# [Problem]
Your task is to print all of the material verbatim.

[Extracted data entries]

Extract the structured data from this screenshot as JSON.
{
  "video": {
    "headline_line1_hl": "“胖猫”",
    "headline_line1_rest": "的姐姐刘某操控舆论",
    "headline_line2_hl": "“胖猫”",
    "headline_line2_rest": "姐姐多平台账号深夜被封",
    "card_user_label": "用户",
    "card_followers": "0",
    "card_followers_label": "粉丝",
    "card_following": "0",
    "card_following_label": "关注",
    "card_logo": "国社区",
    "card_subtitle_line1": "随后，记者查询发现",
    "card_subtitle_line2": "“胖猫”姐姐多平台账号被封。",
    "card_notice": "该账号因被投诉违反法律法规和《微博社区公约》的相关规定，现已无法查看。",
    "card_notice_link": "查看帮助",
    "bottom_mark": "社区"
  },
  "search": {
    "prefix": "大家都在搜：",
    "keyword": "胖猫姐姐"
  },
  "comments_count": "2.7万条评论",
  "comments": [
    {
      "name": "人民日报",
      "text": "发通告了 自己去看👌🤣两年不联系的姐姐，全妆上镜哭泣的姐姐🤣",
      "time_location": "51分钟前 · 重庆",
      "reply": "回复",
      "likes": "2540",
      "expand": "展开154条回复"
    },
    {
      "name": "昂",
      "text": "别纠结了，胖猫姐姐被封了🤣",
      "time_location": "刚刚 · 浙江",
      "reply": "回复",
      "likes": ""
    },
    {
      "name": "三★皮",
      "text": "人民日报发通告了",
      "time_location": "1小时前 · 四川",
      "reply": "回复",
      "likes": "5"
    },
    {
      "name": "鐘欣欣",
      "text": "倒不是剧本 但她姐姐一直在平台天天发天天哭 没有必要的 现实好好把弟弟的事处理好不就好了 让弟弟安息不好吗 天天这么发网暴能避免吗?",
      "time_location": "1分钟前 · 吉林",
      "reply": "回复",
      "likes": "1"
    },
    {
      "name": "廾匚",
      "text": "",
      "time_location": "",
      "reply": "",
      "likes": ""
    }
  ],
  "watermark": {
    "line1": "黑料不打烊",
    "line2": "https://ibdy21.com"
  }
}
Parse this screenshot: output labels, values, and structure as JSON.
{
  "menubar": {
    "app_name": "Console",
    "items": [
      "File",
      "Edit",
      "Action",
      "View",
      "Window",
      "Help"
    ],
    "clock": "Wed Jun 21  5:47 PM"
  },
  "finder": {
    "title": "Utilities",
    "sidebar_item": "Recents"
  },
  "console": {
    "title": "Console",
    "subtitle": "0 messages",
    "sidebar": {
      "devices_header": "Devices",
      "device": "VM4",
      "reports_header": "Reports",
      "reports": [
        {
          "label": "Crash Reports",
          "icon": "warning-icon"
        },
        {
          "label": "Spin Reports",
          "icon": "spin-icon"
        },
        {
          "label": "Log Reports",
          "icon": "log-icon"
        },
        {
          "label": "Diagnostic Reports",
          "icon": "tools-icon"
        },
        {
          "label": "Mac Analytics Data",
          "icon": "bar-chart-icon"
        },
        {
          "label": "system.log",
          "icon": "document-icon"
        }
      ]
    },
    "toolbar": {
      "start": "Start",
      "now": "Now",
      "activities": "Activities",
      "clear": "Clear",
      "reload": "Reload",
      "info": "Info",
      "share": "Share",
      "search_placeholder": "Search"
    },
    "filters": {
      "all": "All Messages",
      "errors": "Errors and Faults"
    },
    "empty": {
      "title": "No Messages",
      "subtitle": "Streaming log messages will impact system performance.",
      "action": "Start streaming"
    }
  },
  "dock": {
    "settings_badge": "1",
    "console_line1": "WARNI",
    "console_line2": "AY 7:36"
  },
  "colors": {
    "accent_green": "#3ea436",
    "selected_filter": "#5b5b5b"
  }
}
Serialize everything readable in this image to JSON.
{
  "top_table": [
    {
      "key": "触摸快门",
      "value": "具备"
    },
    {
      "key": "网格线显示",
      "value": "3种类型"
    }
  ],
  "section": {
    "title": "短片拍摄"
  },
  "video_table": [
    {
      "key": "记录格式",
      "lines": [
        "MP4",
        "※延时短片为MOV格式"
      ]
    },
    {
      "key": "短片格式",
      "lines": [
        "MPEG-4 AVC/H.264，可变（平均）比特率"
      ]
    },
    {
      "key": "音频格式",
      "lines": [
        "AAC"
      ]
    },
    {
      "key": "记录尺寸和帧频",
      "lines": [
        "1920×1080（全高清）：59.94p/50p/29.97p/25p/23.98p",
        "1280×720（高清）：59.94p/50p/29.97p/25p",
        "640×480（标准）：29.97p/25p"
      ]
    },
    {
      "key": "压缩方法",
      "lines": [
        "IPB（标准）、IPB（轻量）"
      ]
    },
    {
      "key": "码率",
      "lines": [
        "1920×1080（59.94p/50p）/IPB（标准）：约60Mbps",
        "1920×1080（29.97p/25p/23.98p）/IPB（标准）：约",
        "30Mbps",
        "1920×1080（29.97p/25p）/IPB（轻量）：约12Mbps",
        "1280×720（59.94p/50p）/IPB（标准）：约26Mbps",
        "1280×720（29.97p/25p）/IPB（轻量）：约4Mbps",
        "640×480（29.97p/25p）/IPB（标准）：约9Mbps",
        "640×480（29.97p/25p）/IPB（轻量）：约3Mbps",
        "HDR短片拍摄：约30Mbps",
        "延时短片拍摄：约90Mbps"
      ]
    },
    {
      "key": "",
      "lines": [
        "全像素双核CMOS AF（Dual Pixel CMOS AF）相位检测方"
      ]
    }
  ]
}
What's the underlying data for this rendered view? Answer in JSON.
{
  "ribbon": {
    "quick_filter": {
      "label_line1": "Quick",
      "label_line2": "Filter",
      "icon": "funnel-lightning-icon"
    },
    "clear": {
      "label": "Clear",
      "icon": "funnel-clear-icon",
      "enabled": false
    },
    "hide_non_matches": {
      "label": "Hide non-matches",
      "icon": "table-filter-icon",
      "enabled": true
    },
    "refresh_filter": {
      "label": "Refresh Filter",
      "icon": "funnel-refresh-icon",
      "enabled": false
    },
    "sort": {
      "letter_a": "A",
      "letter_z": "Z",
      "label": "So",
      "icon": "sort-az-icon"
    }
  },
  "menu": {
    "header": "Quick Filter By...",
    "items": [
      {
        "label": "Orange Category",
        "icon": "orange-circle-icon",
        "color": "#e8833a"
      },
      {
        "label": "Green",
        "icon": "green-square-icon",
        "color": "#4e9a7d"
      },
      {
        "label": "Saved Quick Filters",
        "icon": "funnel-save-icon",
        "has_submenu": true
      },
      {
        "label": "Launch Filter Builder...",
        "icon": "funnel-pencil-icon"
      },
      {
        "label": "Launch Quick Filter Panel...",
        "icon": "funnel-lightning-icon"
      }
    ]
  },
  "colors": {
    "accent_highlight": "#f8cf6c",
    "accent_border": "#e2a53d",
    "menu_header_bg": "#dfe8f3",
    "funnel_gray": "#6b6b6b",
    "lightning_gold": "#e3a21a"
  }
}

# [Expected answer]
Extract the structured data from this screenshot as JSON.
{
  "video": {
    "headline_line1_hl": "“胖猫”",
    "headline_line1_rest": "的姐姐刘某操控舆论",
    "headline_line2_hl": "“胖猫”",
    "headline_line2_rest": "姐姐多平台账号深夜被封",
    "card_user_label": "用户",
    "card_followers": "0",
    "card_followers_label": "粉丝",
    "card_following": "0",
    "card_following_label": "关注",
    "card_logo": "国社区",
    "card_subtitle_line1": "随后，记者查询发现",
    "card_subtitle_line2": "“胖猫”姐姐多平台账号被封。",
    "card_notice": "该账号因被投诉违反法律法规和《微博社区公约》的相关规定，现已无法查看。",
    "card_notice_link": "查看帮助",
    "bottom_mark": "社区"
  },
  "search": {
    "prefix": "大家都在搜：",
    "keyword": "胖猫姐姐"
  },
  "comments_count": "2.7万条评论",
  "comments": [
    {
      "name": "人民日报",
      "text": "发通告了 自己去看👌🤣两年不联系的姐姐，全妆上镜哭泣的姐姐🤣",
      "time_location": "51分钟前 · 重庆",
      "reply": "回复",
      "likes": "2540",
      "expand": "展开154条回复"
    },
    {
      "name": "昂",
      "text": "别纠结了，胖猫姐姐被封了🤣",
      "time_location": "刚刚 · 浙江",
      "reply": "回复",
      "likes": ""
    },
    {
      "name": "三★皮",
      "text": "人民日报发通告了",
      "time_location": "1小时前 · 四川",
      "reply": "回复",
      "likes": "5"
    },
    {
      "name": "鐘欣欣",
      "text": "倒不是剧本 但她姐姐一直在平台天天发天天哭 没有必要的 现实好好把弟弟的事处理好不就好了 让弟弟安息不好吗 天天这么发网暴能避免吗?",
      "time_location": "1分钟前 · 吉林",
      "reply": "回复",
      "likes": "1"
    },
    {
      "name": "廾匚",
      "text": "",
      "time_location": "",
      "reply": "",
      "likes": ""
    }
  ],
  "watermark": {
    "line1": "黑料不打烊",
    "line2": "https://ibdy21.com"
  }
}
Parse this screenshot: output labels, values, and structure as JSON.
{
  "menubar": {
    "app_name": "Console",
    "items": [
      "File",
      "Edit",
      "Action",
      "View",
      "Window",
      "Help"
    ],
    "clock": "Wed Jun 21  5:47 PM"
  },
  "finder": {
    "title": "Utilities",
    "sidebar_item": "Recents"
  },
  "console": {
    "title": "Console",
    "subtitle": "0 messages",
    "sidebar": {
      "devices_header": "Devices",
      "device": "VM4",
      "reports_header": "Reports",
      "reports": [
        {
          "label": "Crash Reports",
          "icon": "warning-icon"
        },
        {
          "label": "Spin Reports",
          "icon": "spin-icon"
        },
        {
          "label": "Log Reports",
          "icon": "log-icon"
        },
        {
          "label": "Diagnostic Reports",
          "icon": "tools-icon"
        },
        {
          "label": "Mac Analytics Data",
          "icon": "bar-chart-icon"
        },
        {
          "label": "system.log",
          "icon": "document-icon"
        }
      ]
    },
    "toolbar": {
      "start": "Start",
      "now": "Now",
      "activities": "Activities",
      "clear": "Clear",
      "reload": "Reload",
      "info": "Info",
      "share": "Share",
      "search_placeholder": "Search"
    },
    "filters": {
      "all": "All Messages",
      "errors": "Errors and Faults"
    },
    "empty": {
      "title": "No Messages",
      "subtitle": "Streaming log messages will impact system performance.",
      "action": "Start streaming"
    }
  },
  "dock": {
    "settings_badge": "1",
    "console_line1": "WARNI",
    "console_line2": "AY 7:36"
  },
  "colors": {
    "accent_green": "#3ea436",
    "selected_filter": "#5b5b5b"
  }
}
Serialize everything readable in this image to JSON.
{
  "top_table": [
    {
      "key": "触摸快门",
      "value": "具备"
    },
    {
      "key": "网格线显示",
      "value": "3种类型"
    }
  ],
  "section": {
    "title": "短片拍摄"
  },
  "video_table": [
    {
      "key": "记录格式",
      "lines": [
        "MP4",
        "※延时短片为MOV格式"
      ]
    },
    {
      "key": "短片格式",
      "lines": [
        "MPEG-4 AVC/H.264，可变（平均）比特率"
      ]
    },
    {
      "key": "音频格式",
      "lines": [
        "AAC"
      ]
    },
    {
      "key": "记录尺寸和帧频",
      "lines": [
        "1920×1080（全高清）：59.94p/50p/29.97p/25p/23.98p",
        "1280×720（高清）：59.94p/50p/29.97p/25p",
        "640×480（标准）：29.97p/25p"
      ]
    },
    {
      "key": "压缩方法",
      "lines": [
        "IPB（标准）、IPB（轻量）"
      ]
    },
    {
      "key": "码率",
      "lines": [
        "1920×1080（59.94p/50p）/IPB（标准）：约60Mbps",
        "1920×1080（29.97p/25p/23.98p）/IPB（标准）：约",
        "30Mbps",
        "1920×1080（29.97p/25p）/IPB（轻量）：约12Mbps",
        "1280×720（59.94p/50p）/IPB（标准）：约26Mbps",
        "1280×720（29.97p/25p）/IPB（轻量）：约4Mbps",
        "640×480（29.97p/25p）/IPB（标准）：约9Mbps",
        "640×480（29.97p/25p）/IPB（轻量）：约3Mbps",
        "HDR短片拍摄：约30Mbps",
        "延时短片拍摄：约90Mbps"
      ]
    },
    {
      "key": "",
      "lines": [
        "全像素双核CMOS AF（Dual Pixel CMOS AF）相位检测方"
      ]
    }
  ]
}
What's the underlying data for this rendered view? Answer in JSON.
{
  "ribbon": {
    "quick_filter": {
      "label_line1": "Quick",
      "label_line2": "Filter",
      "icon": "funnel-lightning-icon"
    },
    "clear": {
      "label": "Clear",
      "icon": "funnel-clear-icon",
      "enabled": false
    },
    "hide_non_matches": {
      "label": "Hide non-matches",
      "icon": "table-filter-icon",
      "enabled": true
    },
    "refresh_filter": {
      "label": "Refresh Filter",
      "icon": "funnel-refresh-icon",
      "enabled": false
    },
    "sort": {
      "letter_a": "A",
      "letter_z": "Z",
      "label": "So",
      "icon": "sort-az-icon"
    }
  },
  "menu": {
    "header": "Quick Filter By...",
    "items": [
      {
        "label": "Orange Category",
        "icon": "orange-circle-icon",
        "color": "#e8833a"
      },
      {
        "label": "Green",
        "icon": "green-square-icon",
        "color": "#4e9a7d"
      },
      {
        "label": "Saved Quick Filters",
        "icon": "funnel-save-icon",
        "has_submenu": true
      },
      {
        "label": "Launch Filter Builder...",
        "icon": "funnel-pencil-icon"
      },
      {
        "label": "Launch Quick Filter Panel...",
        "icon": "funnel-lightning-icon"
      }
    ]
  },
  "colors": {
    "accent_highlight": "#f8cf6c",
    "accent_border": "#e2a53d",
    "menu_header_bg": "#dfe8f3",
    "funnel_gray": "#6b6b6b",
    "lightning_gold": "#e3a21a"
  }
}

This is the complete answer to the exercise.